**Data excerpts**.
►

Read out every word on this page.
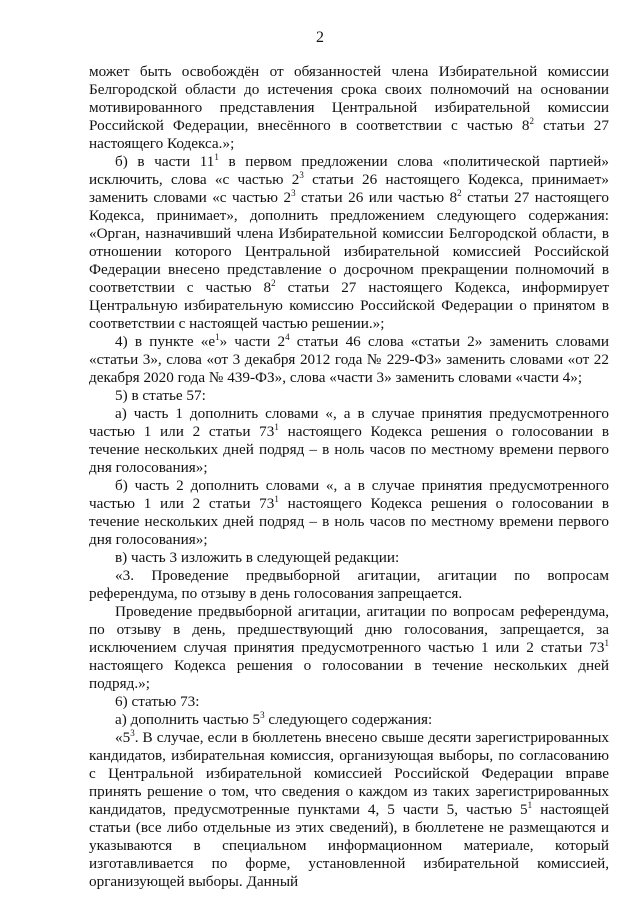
2

может быть освобождён от обязанностей члена Избирательной комиссии Белгородской области до истечения срока своих полномочий на основании мотивированного представления Центральной избирательной комиссии Российской Федерации, внесённого в соответствии с частью $8^2$ статьи 27 настоящего Кодекса.»;

б) в части $11^1$ в первом предложении слова «политической партией» исключить, слова «с частью $2^3$ статьи 26 настоящего Кодекса, принимает» заменить словами «с частью $2^3$ статьи 26 или частью $8^2$ статьи 27 настоящего Кодекса, принимает», дополнить предложением следующего содержания: «Орган, назначивший члена Избирательной комиссии Белгородской области, в отношении которого Центральной избирательной комиссией Российской Федерации внесено представление о досрочном прекращении полномочий в соответствии с частью $8^2$ статьи 27 настоящего Кодекса, информирует Центральную избирательную комиссию Российской Федерации о принятом в соответствии с настоящей частью решении.»;

4) в пункте «$е^1$» части $2^4$ статьи 46 слова «статьи 2» заменить словами «статьи 3», слова «от 3 декабря 2012 года № 229-ФЗ» заменить словами «от 22 декабря 2020 года № 439-ФЗ», слова «части 3» заменить словами «части 4»;

5) в статье 57:

а) часть 1 дополнить словами «, а в случае принятия предусмотренного частью 1 или 2 статьи $73^1$ настоящего Кодекса решения о голосовании в течение нескольких дней подряд – в ноль часов по местному времени первого дня голосования»;

б) часть 2 дополнить словами «, а в случае принятия предусмотренного частью 1 или 2 статьи $73^1$ настоящего Кодекса решения о голосовании в течение нескольких дней подряд – в ноль часов по местному времени первого дня голосования»;

в) часть 3 изложить в следующей редакции:

«3. Проведение предвыборной агитации, агитации по вопросам референдума, по отзыву в день голосования запрещается.

Проведение предвыборной агитации, агитации по вопросам референдума, по отзыву в день, предшествующий дню голосования, запрещается, за исключением случая принятия предусмотренного частью 1 или 2 статьи $73^1$ настоящего Кодекса решения о голосовании в течение нескольких дней подряд.»;

6) статью 73:

а) дополнить частью $5^3$ следующего содержания:

«$5^3$. В случае, если в бюллетень внесено свыше десяти зарегистрированных кандидатов, избирательная комиссия, организующая выборы, по согласованию с Центральной избирательной комиссией Российской Федерации вправе принять решение о том, что сведения о каждом из таких зарегистрированных кандидатов, предусмотренные пунктами 4, 5 части 5, частью $5^1$ настоящей статьи (все либо отдельные из этих сведений), в бюллетене не размещаются и указываются в специальном информационном материале, который изготавливается по форме, установленной избирательной комиссией, организующей выборы. Данный
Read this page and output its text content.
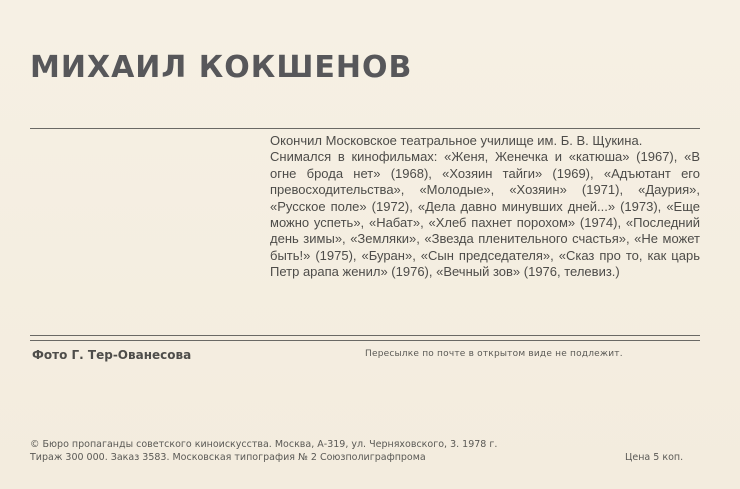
МИХАИЛ КОКШЕНОВ

Окончил Московское театральное училище им. Б. В. Щукина.

Снимался в кинофильмах: «Женя, Женечка и «катюша» (1967), «В огне брода нет» (1968), «Хозяин тайги» (1969), «Адъютант его превосходительства», «Молодые», «Хозяин» (1971), «Даурия», «Русское поле» (1972), «Дела давно минувших дней...» (1973), «Еще можно успеть», «Набат», «Хлеб пахнет порохом» (1974), «Последний день зимы», «Земляки», «Звезда пленительного счастья», «Не может быть!» (1975), «Буран», «Сын председателя», «Сказ про то, как царь Петр арапа женил» (1976), «Вечный зов» (1976, телевиз.)

Фото Г. Тер-Ованесова	Пересылке по почте в открытом виде не подлежит.
© Бюро пропаганды советского киноискусства. Москва, А-319, ул. Черняховского, 3. 1978 г.
Тираж 300 000. Заказ 3583. Московская типография № 2 Союзполиграфпрома	Цена 5 коп.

◄

**Written problem**. Which lines contain the word "Проведение"? Copy each of them.

**Answer to the task**.
«3. Проведение предвыборной агитации, агитации по вопросам референдума, по отзыву в день голосования запрещается.
Проведение предвыборной агитации, агитации по вопросам референдума, по отзыву в день, предшествующий дню голосования, запрещается, за исключением случая принятия предусмотренного частью 1 или 2 статьи $73^1$ настоящего Кодекса решения о голосовании в течение нескольких дней подряд.»;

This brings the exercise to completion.